Hier on a fait une autre pêche miraculeuse, la même ligne a pris un poisson de 16 kilogrammes de la meilleure qualité ; quelqu’un avait dit la veille en la regardant qu’elle ne pourrait choisir un meilleur moment pour procurer de la viande fraîche à nos tables, le lendemain il fut servi à souhait, un magnifique thon s’est fait prendre à 1 heure. Le chef de gamelle du carré fut assez aimable pour nous en offrir un morceau, nous en avons fait deux repas…
C’est probablement le voisinage de l’île Vauitou du groupe des Toubouaï que nous avons reconnue hier qui nous fait faire cette belle pêche. Il y avait cinquante jours que nous n’avions pas vu le moindre caillou, bien que nous ne soyons pas au terme de notre voyage, la vue de la terre nous a fait plaisir. Nos chronomètres avaient besoin d’être réglés, on l’a fait et l’on s’est aperçu que l’un d’eux marchait avec une grande précision, ainsi nous pouvons entreprendre avec confiance la traversée de Taïti à Brest. L’autre que le Commandant croyait fort bon nous donnait une erreur de dix lieues ; je leur avais bien dit, et il y a longtemps, qu’il ne valait rien, ils ne veulent pas croire à ma vieille expérience ; Monsieur Mottez a dû dire que le père Antoine avait raison; le lieutenant m’appelle frère Antoine. Je ne sais pas si l’équipage m’a baptisé, depuis que je ne fais plus le quart devant, je ne me trouve plus parmi les hommes quand ils racontent des histoires, je ne suis plus au courant des nouvelles diverses publiées près de la mèche.

DONNÉES FOURNIES:
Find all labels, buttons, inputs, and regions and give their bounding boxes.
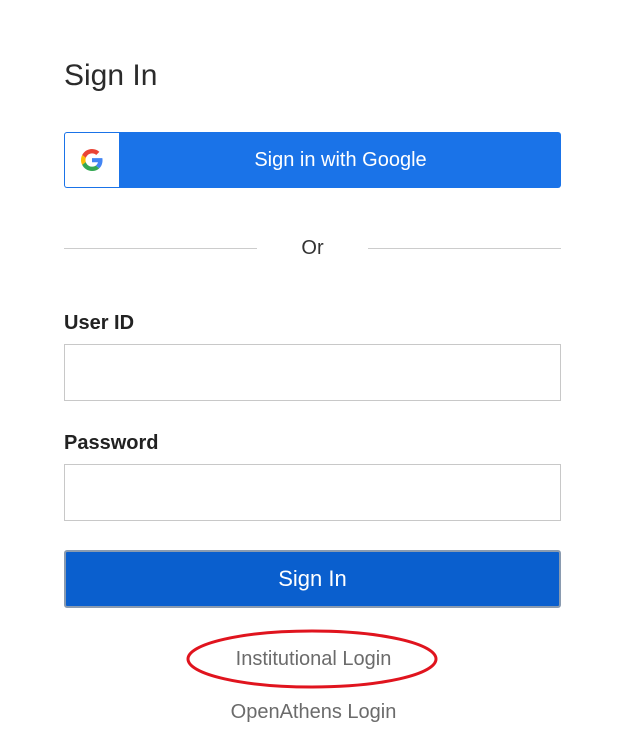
institutional-login-link[interactable]: Institutional Login — [0, 647, 627, 671]
user-id-label: User ID — [64, 312, 135, 334]
password-label: Password — [64, 432, 159, 454]
sign-in-button-label: Sign In — [278, 566, 347, 591]
password-input[interactable] — [64, 464, 561, 521]
sign-in-button[interactable]: Sign In — [64, 550, 561, 608]
user-id-input[interactable] — [64, 344, 561, 401]
page-title: Sign In — [64, 59, 158, 92]
divider-line-right — [368, 248, 561, 249]
google-g-icon — [81, 149, 103, 171]
divider-line-left — [64, 248, 257, 249]
google-sign-in-button[interactable]: Sign in with Google — [64, 132, 561, 188]
divider-or-text: Or — [301, 237, 324, 259]
openathens-login-link[interactable]: OpenAthens Login — [0, 700, 627, 724]
google-logo-container — [65, 133, 119, 187]
google-sign-in-label: Sign in with Google — [254, 149, 427, 171]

CONSIGNE:
Prolongez le récit de navigation vers Taïti en reprenant après sa dernière phrase.

RÉSULTAT FINAL:
Les retards que nous avons éprouvés depuis le commencement de la campagne reporteront notre arrivée à la fin d’octobre ; en supposant que nous soyons à Taïti pour le 1er juin nous en partirons vers le 20 ; si le premier mois de la traversée est heureux et si nous doublons promptement le cap Horn nous aurons des vivres pour aller à Brest, alors on ne relâchera pas et on ira directement en France, ce sera une traversée de 100 à 120 jours, nous arriverons donc vers la fin octobre ou le commencement de novembre…
On commence à faire les préparatifs d’atterrissage, on vient d’étalinguer les chaînes des ancres, on nettoie, on peint, on s’occupe des dispositions à prendre pour incliner la frégate sur tribord et boucher à bâbord un petit trou par lequel nous faisons de l’eau ; c’est au joint de deux bordages contigus qu’est la voie d’eau, il est trop large, on l’a déjà rebouché à Taïti en 1864 mais depuis ce temps la frégate a fatigué, le calfatage qui fermait l’ouverture sera tombé, peut-être est-il pourri, on se dispose à le remplacer ou à changer les deux bordages. Ils se trouvent un peu en dessous de la flottaison une légère inclination les mettra à hauteur voulue pour pouvoir travailler.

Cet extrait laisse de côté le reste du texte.